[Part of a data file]
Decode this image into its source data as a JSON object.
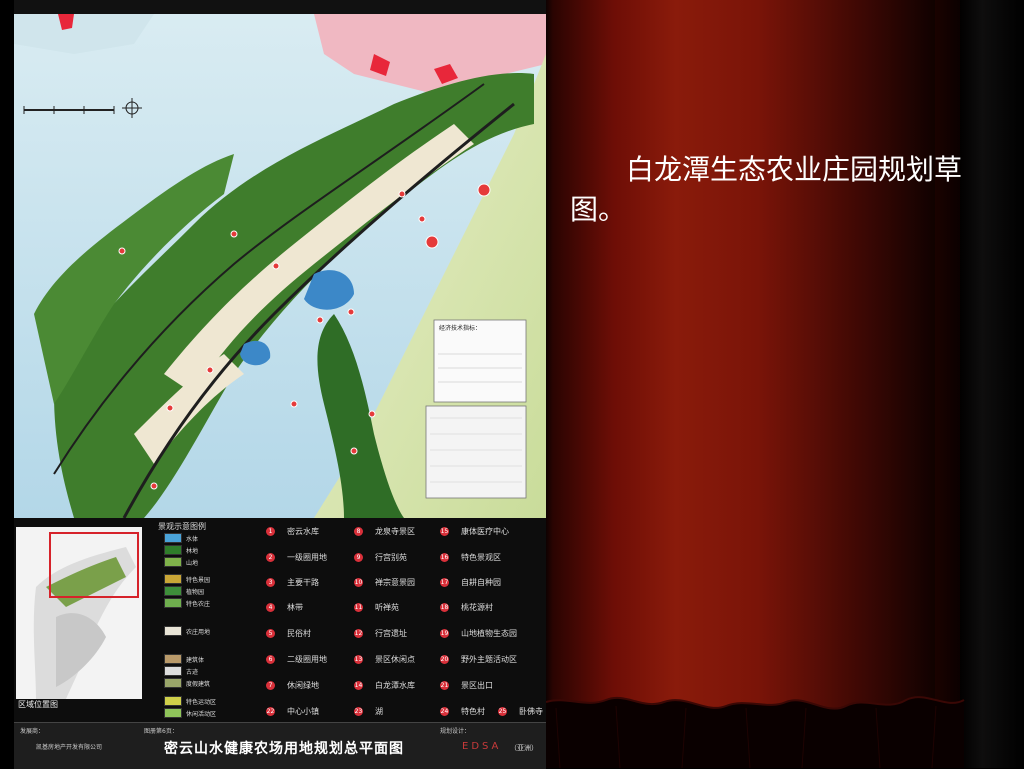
{
  "slide": {
    "text": "　　白龙潭生态农业庄园规划草图。"
  },
  "plan": {
    "title": "密云山水健康农场用地规划总平面图",
    "developer_label": "发展商：",
    "developer_name": "凯基房地产开发有限公司",
    "sheet_label": "图册第6页：",
    "designer_label": "规划设计：",
    "designer_name": "EDSA",
    "designer_suffix": "（亚洲）",
    "inset_label": "区域位置图",
    "legend_title": "景观示意图例",
    "swatches": [
      {
        "label": "水体",
        "color": "#4aa3d8"
      },
      {
        "label": "林地",
        "color": "#2f7d2a"
      },
      {
        "label": "山地",
        "color": "#7fb24a"
      },
      {
        "label": "特色景园",
        "color": "#c9a636"
      },
      {
        "label": "植物园",
        "color": "#3e8f3a"
      },
      {
        "label": "特色农庄",
        "color": "#6fae4e"
      },
      {
        "label": "农庄用地",
        "color": "#e8e4d6"
      },
      {
        "label": "建筑体",
        "color": "#b99a6a"
      },
      {
        "label": "古迹",
        "color": "#dddddd"
      },
      {
        "label": "度假建筑",
        "color": "#9aa66a"
      },
      {
        "label": "特色运动区",
        "color": "#cfd04a"
      },
      {
        "label": "休闲活动区",
        "color": "#8fc45a"
      }
    ],
    "legend_items": [
      {
        "num": "1",
        "label": "密云水库"
      },
      {
        "num": "8",
        "label": "龙泉寺景区"
      },
      {
        "num": "15",
        "label": "康体医疗中心"
      },
      {
        "num": "2",
        "label": "一级圈用地"
      },
      {
        "num": "9",
        "label": "行宫别苑"
      },
      {
        "num": "16",
        "label": "特色景观区"
      },
      {
        "num": "3",
        "label": "主要干路"
      },
      {
        "num": "10",
        "label": "禅宗意景园"
      },
      {
        "num": "17",
        "label": "自耕自种园"
      },
      {
        "num": "4",
        "label": "林带"
      },
      {
        "num": "11",
        "label": "听禅苑"
      },
      {
        "num": "18",
        "label": "桃花源村"
      },
      {
        "num": "5",
        "label": "民俗村"
      },
      {
        "num": "12",
        "label": "行宫遗址"
      },
      {
        "num": "19",
        "label": "山地植物生态园"
      },
      {
        "num": "6",
        "label": "二级圈用地"
      },
      {
        "num": "13",
        "label": "景区休闲点"
      },
      {
        "num": "20",
        "label": "野外主题活动区"
      },
      {
        "num": "7",
        "label": "休闲绿地"
      },
      {
        "num": "14",
        "label": "白龙潭水库"
      },
      {
        "num": "21",
        "label": "景区出口"
      },
      {
        "num": "22",
        "label": "中心小镇"
      },
      {
        "num": "23",
        "label": "湖"
      },
      {
        "num": "24",
        "label": "特色村"
      },
      {
        "num": "25",
        "label": "卧佛寺"
      }
    ],
    "map_labels": {
      "tech_title": "经济技术指标："
    }
  }
}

● Exercise task
Repeat the data in full and exactly. Omit pictures.

● Reply to the exercise
Decode this image into its source data as a JSON object.
{
  "slide": {
    "text": "　　白龙潭生态农业庄园规划草图。"
  },
  "plan": {
    "title": "密云山水健康农场用地规划总平面图",
    "developer_label": "发展商：",
    "developer_name": "凯基房地产开发有限公司",
    "sheet_label": "图册第6页：",
    "designer_label": "规划设计：",
    "designer_name": "EDSA",
    "designer_suffix": "（亚洲）",
    "inset_label": "区域位置图",
    "legend_title": "景观示意图例",
    "swatches": [
      {
        "label": "水体",
        "color": "#4aa3d8"
      },
      {
        "label": "林地",
        "color": "#2f7d2a"
      },
      {
        "label": "山地",
        "color": "#7fb24a"
      },
      {
        "label": "特色景园",
        "color": "#c9a636"
      },
      {
        "label": "植物园",
        "color": "#3e8f3a"
      },
      {
        "label": "特色农庄",
        "color": "#6fae4e"
      },
      {
        "label": "农庄用地",
        "color": "#e8e4d6"
      },
      {
        "label": "建筑体",
        "color": "#b99a6a"
      },
      {
        "label": "古迹",
        "color": "#dddddd"
      },
      {
        "label": "度假建筑",
        "color": "#9aa66a"
      },
      {
        "label": "特色运动区",
        "color": "#cfd04a"
      },
      {
        "label": "休闲活动区",
        "color": "#8fc45a"
      }
    ],
    "legend_items": [
      {
        "num": "1",
        "label": "密云水库"
      },
      {
        "num": "8",
        "label": "龙泉寺景区"
      },
      {
        "num": "15",
        "label": "康体医疗中心"
      },
      {
        "num": "2",
        "label": "一级圈用地"
      },
      {
        "num": "9",
        "label": "行宫别苑"
      },
      {
        "num": "16",
        "label": "特色景观区"
      },
      {
        "num": "3",
        "label": "主要干路"
      },
      {
        "num": "10",
        "label": "禅宗意景园"
      },
      {
        "num": "17",
        "label": "自耕自种园"
      },
      {
        "num": "4",
        "label": "林带"
      },
      {
        "num": "11",
        "label": "听禅苑"
      },
      {
        "num": "18",
        "label": "桃花源村"
      },
      {
        "num": "5",
        "label": "民俗村"
      },
      {
        "num": "12",
        "label": "行宫遗址"
      },
      {
        "num": "19",
        "label": "山地植物生态园"
      },
      {
        "num": "6",
        "label": "二级圈用地"
      },
      {
        "num": "13",
        "label": "景区休闲点"
      },
      {
        "num": "20",
        "label": "野外主题活动区"
      },
      {
        "num": "7",
        "label": "休闲绿地"
      },
      {
        "num": "14",
        "label": "白龙潭水库"
      },
      {
        "num": "21",
        "label": "景区出口"
      },
      {
        "num": "22",
        "label": "中心小镇"
      },
      {
        "num": "23",
        "label": "湖"
      },
      {
        "num": "24",
        "label": "特色村"
      },
      {
        "num": "25",
        "label": "卧佛寺"
      }
    ],
    "map_labels": {
      "tech_title": "经济技术指标："
    }
  }
}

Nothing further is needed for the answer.